start
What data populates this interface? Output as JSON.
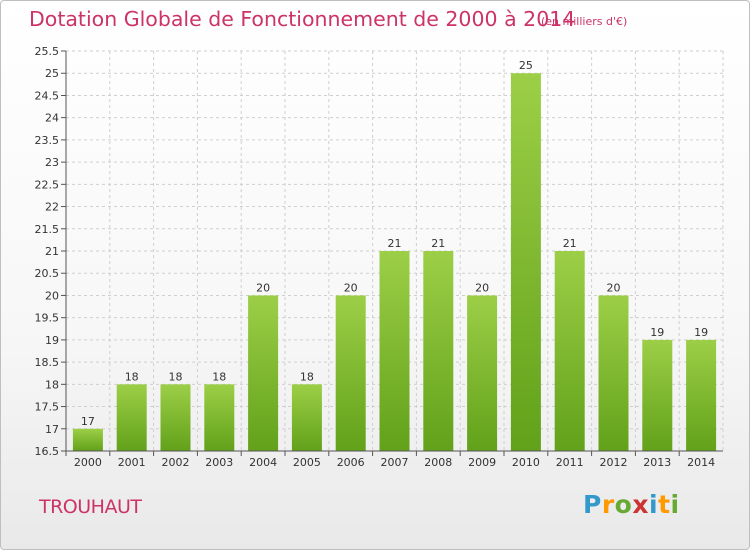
{
  "header": {
    "title": "Dotation Globale de Fonctionnement de 2000 à 2014",
    "subtitle": "(en milliers d'€)"
  },
  "footer": {
    "place": "TROUHAUT",
    "logo": {
      "letters": [
        "P",
        "r",
        "o",
        "x",
        "i",
        "t",
        "i"
      ],
      "colors": [
        "#3399cc",
        "#ff9900",
        "#66aa33",
        "#cc3333",
        "#3399cc",
        "#ff9900",
        "#66aa33"
      ]
    }
  },
  "colors": {
    "title": "#cc3366",
    "bar_light": "#9ccf47",
    "bar_dark": "#62a11a",
    "grid": "#cfcfcf",
    "axis": "#555555"
  },
  "chart_data": {
    "type": "bar",
    "title": "Dotation Globale de Fonctionnement de 2000 à 2014",
    "subtitle": "(en milliers d'€)",
    "categories": [
      "2000",
      "2001",
      "2002",
      "2003",
      "2004",
      "2005",
      "2006",
      "2007",
      "2008",
      "2009",
      "2010",
      "2011",
      "2012",
      "2013",
      "2014"
    ],
    "values": [
      17,
      18,
      18,
      18,
      20,
      18,
      20,
      21,
      21,
      20,
      25,
      21,
      20,
      19,
      19
    ],
    "data_labels": [
      "17",
      "18",
      "18",
      "18",
      "20",
      "18",
      "20",
      "21",
      "21",
      "20",
      "25",
      "21",
      "20",
      "19",
      "19"
    ],
    "ylim": [
      16.5,
      25.5
    ],
    "yticks": [
      16.5,
      17,
      17.5,
      18,
      18.5,
      19,
      19.5,
      20,
      20.5,
      21,
      21.5,
      22,
      22.5,
      23,
      23.5,
      24,
      24.5,
      25,
      25.5
    ],
    "ytick_labels": [
      "16.5",
      "17",
      "17.5",
      "18",
      "18.5",
      "19",
      "19.5",
      "20",
      "20.5",
      "21",
      "21.5",
      "22",
      "22.5",
      "23",
      "23.5",
      "24",
      "24.5",
      "25",
      "25.5"
    ],
    "grid": true,
    "legend": "none"
  }
}
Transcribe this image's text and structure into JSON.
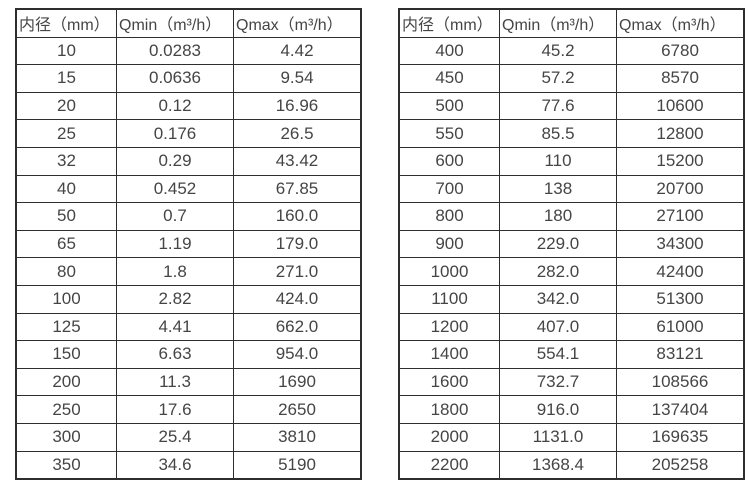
{
  "colors": {
    "background": "#ffffff",
    "border": "#2e2e2e",
    "text": "#454545"
  },
  "tables": [
    {
      "name": "diameter-flow-table-small",
      "headers": [
        "内径（mm）",
        "Qmin（m³/h）",
        "Qmax（m³/h）"
      ],
      "rows": [
        [
          "10",
          "0.0283",
          "4.42"
        ],
        [
          "15",
          "0.0636",
          "9.54"
        ],
        [
          "20",
          "0.12",
          "16.96"
        ],
        [
          "25",
          "0.176",
          "26.5"
        ],
        [
          "32",
          "0.29",
          "43.42"
        ],
        [
          "40",
          "0.452",
          "67.85"
        ],
        [
          "50",
          "0.7",
          "160.0"
        ],
        [
          "65",
          "1.19",
          "179.0"
        ],
        [
          "80",
          "1.8",
          "271.0"
        ],
        [
          "100",
          "2.82",
          "424.0"
        ],
        [
          "125",
          "4.41",
          "662.0"
        ],
        [
          "150",
          "6.63",
          "954.0"
        ],
        [
          "200",
          "11.3",
          "1690"
        ],
        [
          "250",
          "17.6",
          "2650"
        ],
        [
          "300",
          "25.4",
          "3810"
        ],
        [
          "350",
          "34.6",
          "5190"
        ]
      ]
    },
    {
      "name": "diameter-flow-table-large",
      "headers": [
        "内径（mm）",
        "Qmin（m³/h）",
        "Qmax（m³/h）"
      ],
      "rows": [
        [
          "400",
          "45.2",
          "6780"
        ],
        [
          "450",
          "57.2",
          "8570"
        ],
        [
          "500",
          "77.6",
          "10600"
        ],
        [
          "550",
          "85.5",
          "12800"
        ],
        [
          "600",
          "110",
          "15200"
        ],
        [
          "700",
          "138",
          "20700"
        ],
        [
          "800",
          "180",
          "27100"
        ],
        [
          "900",
          "229.0",
          "34300"
        ],
        [
          "1000",
          "282.0",
          "42400"
        ],
        [
          "1100",
          "342.0",
          "51300"
        ],
        [
          "1200",
          "407.0",
          "61000"
        ],
        [
          "1400",
          "554.1",
          "83121"
        ],
        [
          "1600",
          "732.7",
          "108566"
        ],
        [
          "1800",
          "916.0",
          "137404"
        ],
        [
          "2000",
          "1131.0",
          "169635"
        ],
        [
          "2200",
          "1368.4",
          "205258"
        ]
      ]
    }
  ]
}
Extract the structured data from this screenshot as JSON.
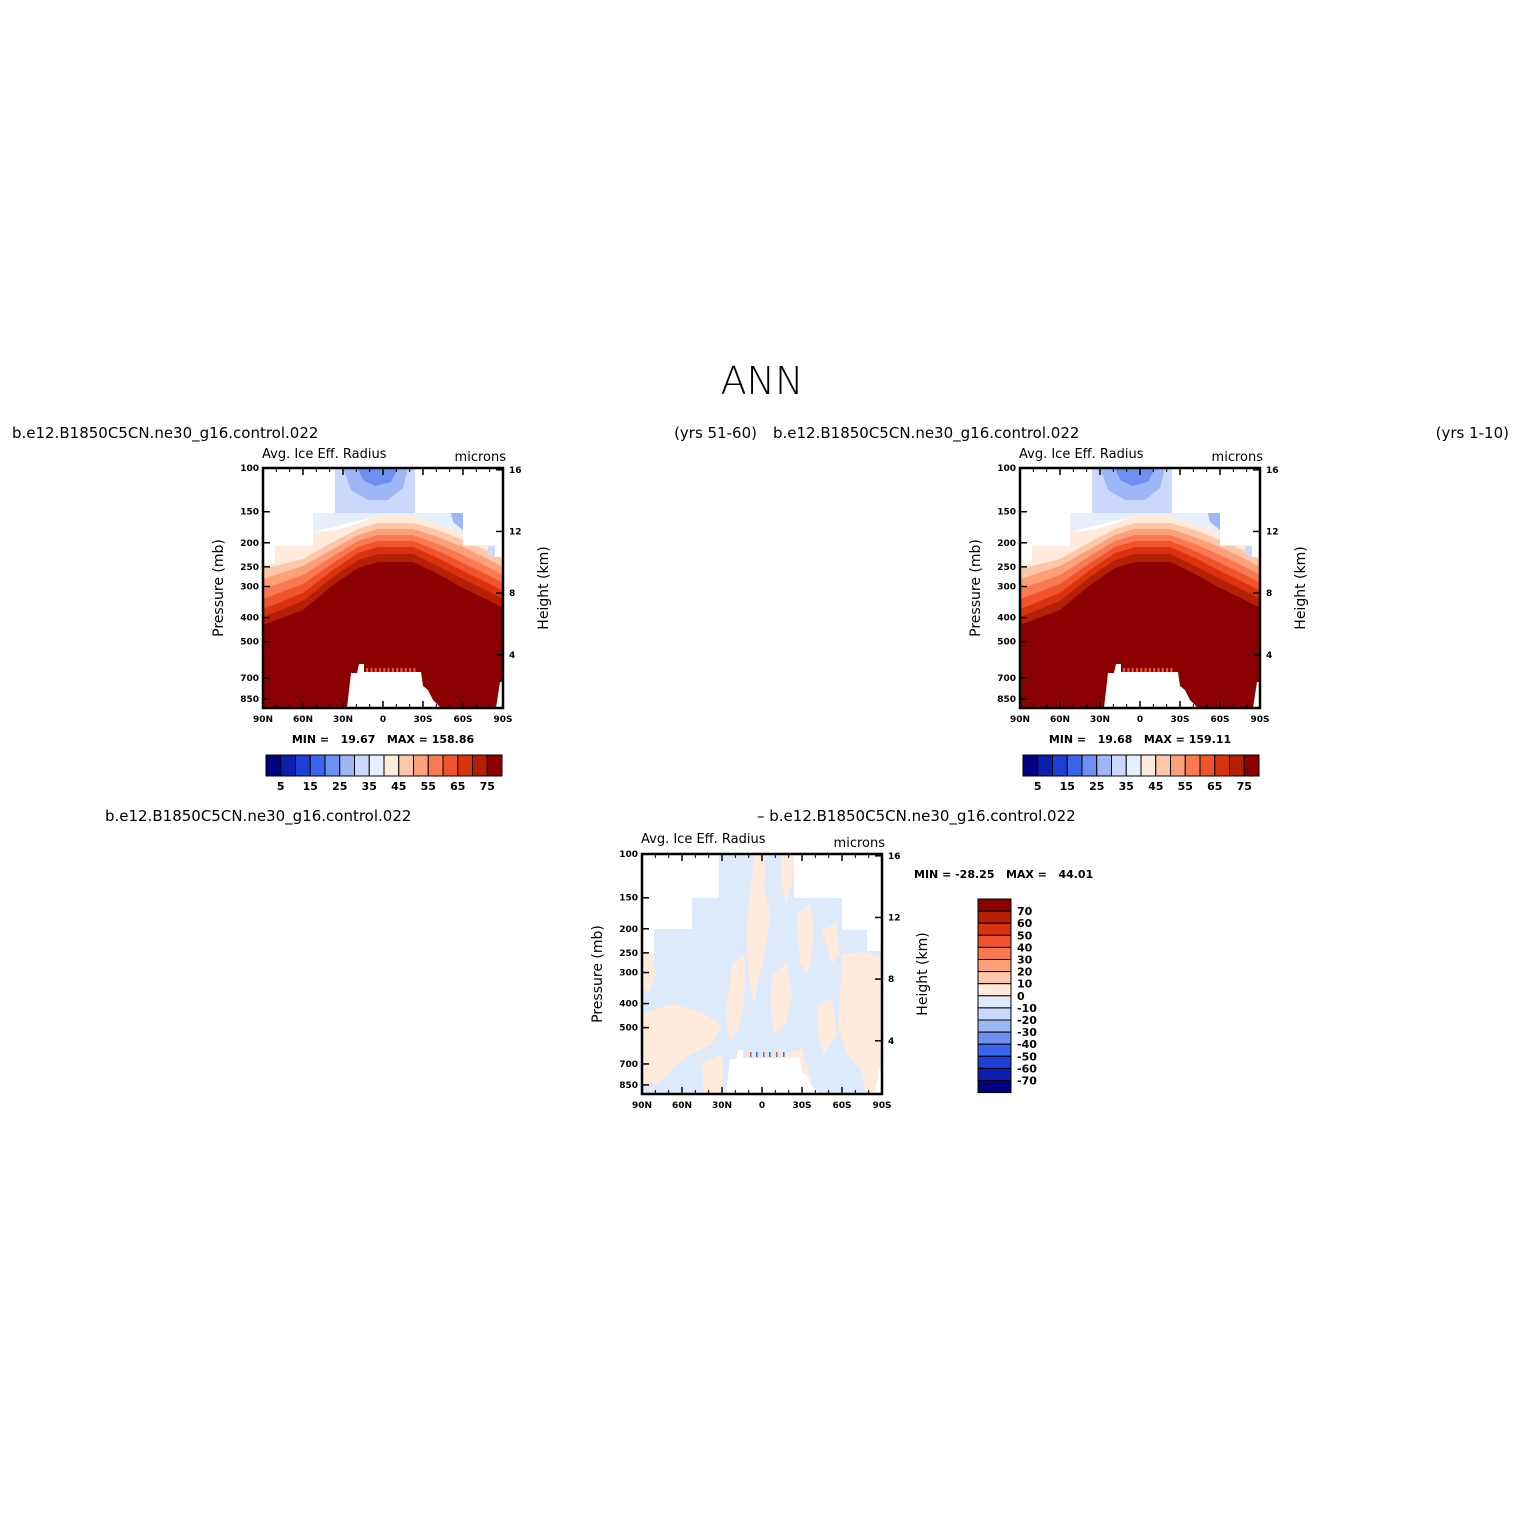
{
  "page_title": "ANN",
  "colors": {
    "abs_levels": [
      "#000080",
      "#0a1fb0",
      "#1e3fd6",
      "#3a64ec",
      "#6d8ff2",
      "#9eb6f6",
      "#c9d8fb",
      "#e6f0fd",
      "#ffeadb",
      "#fdc8aa",
      "#fca07a",
      "#f97a52",
      "#f1532c",
      "#d9320f",
      "#b51f06",
      "#8b0000"
    ],
    "diff_levels": [
      "#000080",
      "#0a1fb0",
      "#1e3fd6",
      "#3a64ec",
      "#6d8ff2",
      "#9eb6f6",
      "#c9d8fb",
      "#ddeafb",
      "#ffeadb",
      "#fdc8aa",
      "#fca07a",
      "#f97a52",
      "#f1532c",
      "#d9320f",
      "#b51f06",
      "#8b0000"
    ]
  },
  "panels": [
    {
      "case": "b.e12.B1850C5CN.ne30_g16.control.022",
      "years": "(yrs 51-60)",
      "field": "Avg. Ice Eff. Radius",
      "units": "microns",
      "minmax": "MIN =   19.67   MAX = 158.86"
    },
    {
      "case": "b.e12.B1850C5CN.ne30_g16.control.022",
      "years": "(yrs 1-10)",
      "field": "Avg. Ice Eff. Radius",
      "units": "microns",
      "minmax": "MIN =   19.68   MAX = 159.11"
    },
    {
      "case_left": "b.e12.B1850C5CN.ne30_g16.control.022",
      "case_right": "– b.e12.B1850C5CN.ne30_g16.control.022",
      "field": "Avg. Ice Eff. Radius",
      "units": "microns",
      "minmax": "MIN = -28.25   MAX =   44.01"
    }
  ],
  "chart_data": [
    {
      "type": "heatmap",
      "title": "Avg. Ice Eff. Radius",
      "units": "microns",
      "xlabel": "",
      "ylabel": "Pressure (mb)",
      "ylabel_right": "Height (km)",
      "x_ticks": [
        "90N",
        "60N",
        "30N",
        "0",
        "30S",
        "60S",
        "90S"
      ],
      "y_ticks": [
        "100",
        "150",
        "200",
        "250",
        "300",
        "400",
        "500",
        "700",
        "850"
      ],
      "y_right_ticks": [
        "4",
        "8",
        "12",
        "16"
      ],
      "min": 19.67,
      "max": 158.86,
      "colorbar_levels": [
        5,
        10,
        15,
        20,
        25,
        30,
        35,
        40,
        45,
        50,
        55,
        60,
        65,
        70,
        75
      ],
      "colorbar_labels": [
        "5",
        "15",
        "25",
        "35",
        "45",
        "55",
        "65",
        "75"
      ]
    },
    {
      "type": "heatmap",
      "title": "Avg. Ice Eff. Radius",
      "units": "microns",
      "xlabel": "",
      "ylabel": "Pressure (mb)",
      "ylabel_right": "Height (km)",
      "x_ticks": [
        "90N",
        "60N",
        "30N",
        "0",
        "30S",
        "60S",
        "90S"
      ],
      "y_ticks": [
        "100",
        "150",
        "200",
        "250",
        "300",
        "400",
        "500",
        "700",
        "850"
      ],
      "y_right_ticks": [
        "4",
        "8",
        "12",
        "16"
      ],
      "min": 19.68,
      "max": 159.11,
      "colorbar_levels": [
        5,
        10,
        15,
        20,
        25,
        30,
        35,
        40,
        45,
        50,
        55,
        60,
        65,
        70,
        75
      ],
      "colorbar_labels": [
        "5",
        "15",
        "25",
        "35",
        "45",
        "55",
        "65",
        "75"
      ]
    },
    {
      "type": "heatmap",
      "title": "Avg. Ice Eff. Radius",
      "units": "microns",
      "xlabel": "",
      "ylabel": "Pressure (mb)",
      "ylabel_right": "Height (km)",
      "x_ticks": [
        "90N",
        "60N",
        "30N",
        "0",
        "30S",
        "60S",
        "90S"
      ],
      "y_ticks": [
        "100",
        "150",
        "200",
        "250",
        "300",
        "400",
        "500",
        "700",
        "850"
      ],
      "y_right_ticks": [
        "4",
        "8",
        "12",
        "16"
      ],
      "min": -28.25,
      "max": 44.01,
      "colorbar_labels": [
        "70",
        "60",
        "50",
        "40",
        "30",
        "20",
        "10",
        "0",
        "-10",
        "-20",
        "-30",
        "-40",
        "-50",
        "-60",
        "-70"
      ]
    }
  ]
}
end
Find the word "this" in the entries, and copy every line it shows up in.

What data populates this interface? Output as JSON.
Transcribe this image's text and structure into JSON.
Extract the structured data from this screenshot as JSON.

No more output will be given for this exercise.